[WHAT IS BEING ASKED] Your task is to output the data exactly as it stands.

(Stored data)
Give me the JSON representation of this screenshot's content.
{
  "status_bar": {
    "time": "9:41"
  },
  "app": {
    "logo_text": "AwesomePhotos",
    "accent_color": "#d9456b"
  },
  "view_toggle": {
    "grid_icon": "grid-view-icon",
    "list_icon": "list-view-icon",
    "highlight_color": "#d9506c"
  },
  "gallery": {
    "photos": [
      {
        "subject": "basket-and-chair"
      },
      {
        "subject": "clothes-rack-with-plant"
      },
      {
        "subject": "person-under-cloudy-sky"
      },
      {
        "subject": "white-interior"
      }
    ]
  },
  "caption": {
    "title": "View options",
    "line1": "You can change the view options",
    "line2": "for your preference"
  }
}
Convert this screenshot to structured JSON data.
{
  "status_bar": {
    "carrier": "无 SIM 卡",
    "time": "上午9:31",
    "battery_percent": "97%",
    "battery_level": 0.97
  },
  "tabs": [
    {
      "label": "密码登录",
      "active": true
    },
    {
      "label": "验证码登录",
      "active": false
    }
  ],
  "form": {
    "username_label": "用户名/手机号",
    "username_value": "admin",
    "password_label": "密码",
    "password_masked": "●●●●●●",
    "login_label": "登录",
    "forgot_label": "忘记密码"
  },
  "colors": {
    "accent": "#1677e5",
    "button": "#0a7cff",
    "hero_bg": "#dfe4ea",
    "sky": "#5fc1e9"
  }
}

[TASK RESULT]
Give me the JSON representation of this screenshot's content.
{
  "status_bar": {
    "time": "9:41"
  },
  "app": {
    "logo_text": "AwesomePhotos",
    "accent_color": "#d9456b"
  },
  "view_toggle": {
    "grid_icon": "grid-view-icon",
    "list_icon": "list-view-icon",
    "highlight_color": "#d9506c"
  },
  "gallery": {
    "photos": [
      {
        "subject": "basket-and-chair"
      },
      {
        "subject": "clothes-rack-with-plant"
      },
      {
        "subject": "person-under-cloudy-sky"
      },
      {
        "subject": "white-interior"
      }
    ]
  },
  "caption": {
    "title": "View options",
    "line1": "You can change the view options",
    "line2": "for your preference"
  }
}
Convert this screenshot to structured JSON data.
{
  "status_bar": {
    "carrier": "无 SIM 卡",
    "time": "上午9:31",
    "battery_percent": "97%",
    "battery_level": 0.97
  },
  "tabs": [
    {
      "label": "密码登录",
      "active": true
    },
    {
      "label": "验证码登录",
      "active": false
    }
  ],
  "form": {
    "username_label": "用户名/手机号",
    "username_value": "admin",
    "password_label": "密码",
    "password_masked": "●●●●●●",
    "login_label": "登录",
    "forgot_label": "忘记密码"
  },
  "colors": {
    "accent": "#1677e5",
    "button": "#0a7cff",
    "hero_bg": "#dfe4ea",
    "sky": "#5fc1e9"
  }
}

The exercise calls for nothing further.